Work instruction
Your task is to copy each line of the listing that contains the word "enriched".

Dataset entries
================

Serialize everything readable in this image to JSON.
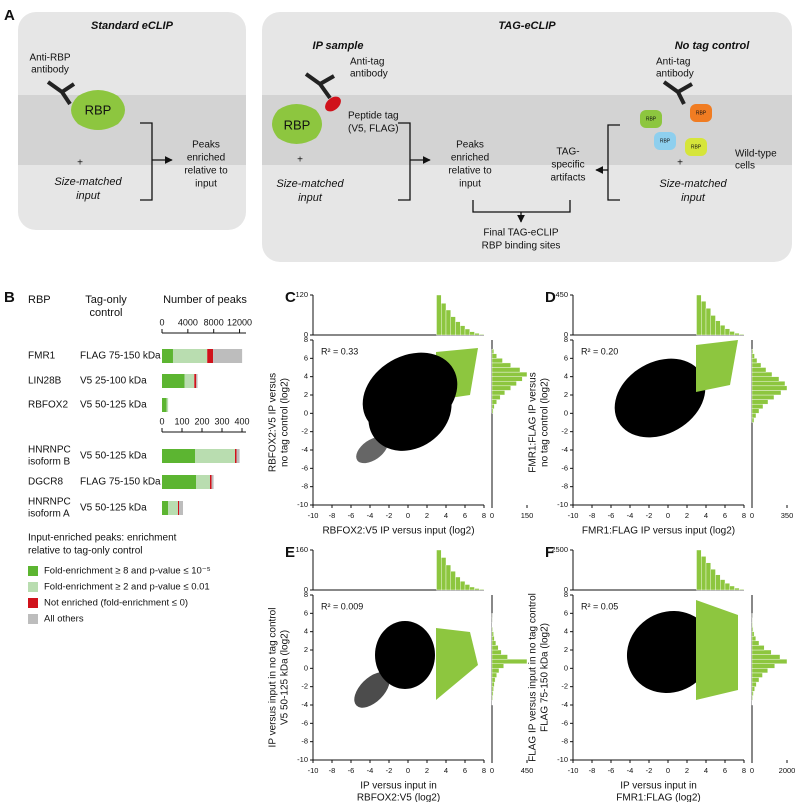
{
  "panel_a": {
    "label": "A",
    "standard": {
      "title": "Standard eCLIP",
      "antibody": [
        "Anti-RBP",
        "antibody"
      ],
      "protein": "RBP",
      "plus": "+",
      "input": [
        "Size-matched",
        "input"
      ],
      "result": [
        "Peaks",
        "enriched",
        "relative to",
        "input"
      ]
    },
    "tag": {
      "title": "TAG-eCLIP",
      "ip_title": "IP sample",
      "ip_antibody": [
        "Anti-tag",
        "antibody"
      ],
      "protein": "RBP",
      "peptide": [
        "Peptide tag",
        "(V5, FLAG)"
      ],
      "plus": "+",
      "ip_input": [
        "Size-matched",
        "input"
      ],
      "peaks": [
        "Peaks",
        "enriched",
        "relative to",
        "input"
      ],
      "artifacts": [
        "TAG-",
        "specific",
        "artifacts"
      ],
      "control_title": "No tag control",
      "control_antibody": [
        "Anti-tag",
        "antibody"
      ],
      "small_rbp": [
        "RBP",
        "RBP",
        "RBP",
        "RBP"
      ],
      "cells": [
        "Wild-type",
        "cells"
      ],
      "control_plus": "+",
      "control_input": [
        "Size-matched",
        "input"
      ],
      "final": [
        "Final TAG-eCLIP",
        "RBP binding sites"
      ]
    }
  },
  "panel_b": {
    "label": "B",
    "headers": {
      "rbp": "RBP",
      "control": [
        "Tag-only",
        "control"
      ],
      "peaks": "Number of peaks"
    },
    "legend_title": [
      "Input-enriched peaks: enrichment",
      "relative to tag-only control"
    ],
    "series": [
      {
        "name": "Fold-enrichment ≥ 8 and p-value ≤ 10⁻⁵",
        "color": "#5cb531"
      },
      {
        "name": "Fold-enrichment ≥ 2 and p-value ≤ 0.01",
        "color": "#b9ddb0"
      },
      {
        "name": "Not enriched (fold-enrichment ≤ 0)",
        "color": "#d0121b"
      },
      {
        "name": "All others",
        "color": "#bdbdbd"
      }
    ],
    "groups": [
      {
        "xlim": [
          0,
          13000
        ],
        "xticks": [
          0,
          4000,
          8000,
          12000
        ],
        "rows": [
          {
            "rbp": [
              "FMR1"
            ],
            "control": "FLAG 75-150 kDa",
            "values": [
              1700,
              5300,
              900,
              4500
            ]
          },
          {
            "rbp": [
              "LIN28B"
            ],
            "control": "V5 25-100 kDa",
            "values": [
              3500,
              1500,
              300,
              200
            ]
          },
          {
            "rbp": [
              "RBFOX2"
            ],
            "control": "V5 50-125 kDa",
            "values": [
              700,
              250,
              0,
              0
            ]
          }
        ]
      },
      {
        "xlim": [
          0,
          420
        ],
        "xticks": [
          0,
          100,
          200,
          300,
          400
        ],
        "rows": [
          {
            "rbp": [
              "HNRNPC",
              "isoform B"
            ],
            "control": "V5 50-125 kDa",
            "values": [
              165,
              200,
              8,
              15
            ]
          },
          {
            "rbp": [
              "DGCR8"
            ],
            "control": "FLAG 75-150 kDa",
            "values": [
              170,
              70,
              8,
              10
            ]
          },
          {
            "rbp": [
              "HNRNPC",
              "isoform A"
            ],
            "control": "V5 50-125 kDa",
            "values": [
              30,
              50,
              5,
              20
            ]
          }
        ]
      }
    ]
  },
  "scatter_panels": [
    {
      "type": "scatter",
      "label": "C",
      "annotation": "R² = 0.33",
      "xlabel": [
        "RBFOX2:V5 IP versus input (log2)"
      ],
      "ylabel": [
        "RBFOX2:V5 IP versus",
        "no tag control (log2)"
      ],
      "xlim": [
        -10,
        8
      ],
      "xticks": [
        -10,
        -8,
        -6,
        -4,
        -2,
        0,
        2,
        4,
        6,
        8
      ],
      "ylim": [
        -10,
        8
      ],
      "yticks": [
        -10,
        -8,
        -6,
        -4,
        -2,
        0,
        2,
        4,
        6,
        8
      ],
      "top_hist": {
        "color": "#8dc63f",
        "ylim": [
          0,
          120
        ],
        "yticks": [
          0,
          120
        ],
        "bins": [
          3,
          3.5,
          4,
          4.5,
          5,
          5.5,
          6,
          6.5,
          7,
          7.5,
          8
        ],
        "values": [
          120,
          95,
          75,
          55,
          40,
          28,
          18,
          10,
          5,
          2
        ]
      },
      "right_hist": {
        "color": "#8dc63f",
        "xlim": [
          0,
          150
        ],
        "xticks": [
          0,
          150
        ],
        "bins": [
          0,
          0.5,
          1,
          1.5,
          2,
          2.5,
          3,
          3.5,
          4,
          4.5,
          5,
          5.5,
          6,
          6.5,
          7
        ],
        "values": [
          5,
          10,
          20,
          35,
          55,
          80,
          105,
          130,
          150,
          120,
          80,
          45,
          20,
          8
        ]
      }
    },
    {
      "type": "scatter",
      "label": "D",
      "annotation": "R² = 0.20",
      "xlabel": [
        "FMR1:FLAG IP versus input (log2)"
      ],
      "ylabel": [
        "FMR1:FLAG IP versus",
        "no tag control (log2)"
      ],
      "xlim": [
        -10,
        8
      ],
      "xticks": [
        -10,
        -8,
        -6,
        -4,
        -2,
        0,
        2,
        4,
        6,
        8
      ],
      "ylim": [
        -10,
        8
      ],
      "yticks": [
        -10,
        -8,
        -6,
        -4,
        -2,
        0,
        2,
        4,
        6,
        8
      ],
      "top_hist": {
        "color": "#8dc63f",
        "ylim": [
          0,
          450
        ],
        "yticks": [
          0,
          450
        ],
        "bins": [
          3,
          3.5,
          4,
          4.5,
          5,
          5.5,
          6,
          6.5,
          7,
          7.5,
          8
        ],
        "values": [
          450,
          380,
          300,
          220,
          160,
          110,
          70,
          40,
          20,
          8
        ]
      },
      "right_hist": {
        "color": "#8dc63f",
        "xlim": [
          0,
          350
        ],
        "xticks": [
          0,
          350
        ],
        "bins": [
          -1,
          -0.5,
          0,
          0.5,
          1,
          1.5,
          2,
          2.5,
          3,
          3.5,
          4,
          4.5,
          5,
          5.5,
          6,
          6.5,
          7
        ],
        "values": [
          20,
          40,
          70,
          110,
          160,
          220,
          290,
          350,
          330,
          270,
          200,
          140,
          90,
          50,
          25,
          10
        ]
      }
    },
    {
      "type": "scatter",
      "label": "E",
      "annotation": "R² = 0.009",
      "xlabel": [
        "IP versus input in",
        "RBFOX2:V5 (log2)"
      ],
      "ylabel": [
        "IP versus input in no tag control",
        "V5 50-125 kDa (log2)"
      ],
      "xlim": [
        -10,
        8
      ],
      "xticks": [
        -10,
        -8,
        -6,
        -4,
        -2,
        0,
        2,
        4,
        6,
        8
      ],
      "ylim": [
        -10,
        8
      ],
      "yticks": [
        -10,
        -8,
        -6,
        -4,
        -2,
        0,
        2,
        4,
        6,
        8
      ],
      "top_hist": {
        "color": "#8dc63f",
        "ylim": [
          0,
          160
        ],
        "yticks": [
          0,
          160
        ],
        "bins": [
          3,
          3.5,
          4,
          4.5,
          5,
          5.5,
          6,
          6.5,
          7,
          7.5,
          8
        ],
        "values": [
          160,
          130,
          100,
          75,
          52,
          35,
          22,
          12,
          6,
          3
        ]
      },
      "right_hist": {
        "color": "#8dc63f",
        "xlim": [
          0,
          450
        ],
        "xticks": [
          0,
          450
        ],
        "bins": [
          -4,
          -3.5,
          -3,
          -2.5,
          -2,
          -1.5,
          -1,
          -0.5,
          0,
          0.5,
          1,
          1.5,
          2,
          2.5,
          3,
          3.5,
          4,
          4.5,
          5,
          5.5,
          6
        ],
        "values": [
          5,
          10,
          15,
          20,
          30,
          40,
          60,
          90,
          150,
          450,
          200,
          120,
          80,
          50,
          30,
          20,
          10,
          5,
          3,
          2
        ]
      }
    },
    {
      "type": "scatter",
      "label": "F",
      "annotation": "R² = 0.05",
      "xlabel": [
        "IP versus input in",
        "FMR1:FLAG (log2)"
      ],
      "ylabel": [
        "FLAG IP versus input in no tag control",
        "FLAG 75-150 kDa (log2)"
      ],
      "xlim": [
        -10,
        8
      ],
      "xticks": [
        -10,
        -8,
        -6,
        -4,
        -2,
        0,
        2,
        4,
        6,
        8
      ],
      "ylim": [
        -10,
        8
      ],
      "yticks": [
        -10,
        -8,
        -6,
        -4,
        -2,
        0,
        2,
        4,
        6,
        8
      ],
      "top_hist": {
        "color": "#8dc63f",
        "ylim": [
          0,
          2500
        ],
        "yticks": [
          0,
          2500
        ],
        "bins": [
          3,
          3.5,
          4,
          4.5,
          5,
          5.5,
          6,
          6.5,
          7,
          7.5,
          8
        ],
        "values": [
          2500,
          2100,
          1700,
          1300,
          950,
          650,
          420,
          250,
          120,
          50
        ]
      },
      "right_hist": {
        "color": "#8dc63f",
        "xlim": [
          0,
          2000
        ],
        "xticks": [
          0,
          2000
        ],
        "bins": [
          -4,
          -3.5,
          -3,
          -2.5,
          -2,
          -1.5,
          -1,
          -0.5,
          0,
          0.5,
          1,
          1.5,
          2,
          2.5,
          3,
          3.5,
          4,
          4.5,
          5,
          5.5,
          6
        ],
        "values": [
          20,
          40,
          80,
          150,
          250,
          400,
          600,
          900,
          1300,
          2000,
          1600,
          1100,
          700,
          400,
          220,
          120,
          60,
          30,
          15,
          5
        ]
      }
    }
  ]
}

================

Task response
        "enriched",
        "enriched",
      "Input-enriched peaks: enrichment",
        "name": "Not enriched (fold-enrichment ≤ 0)",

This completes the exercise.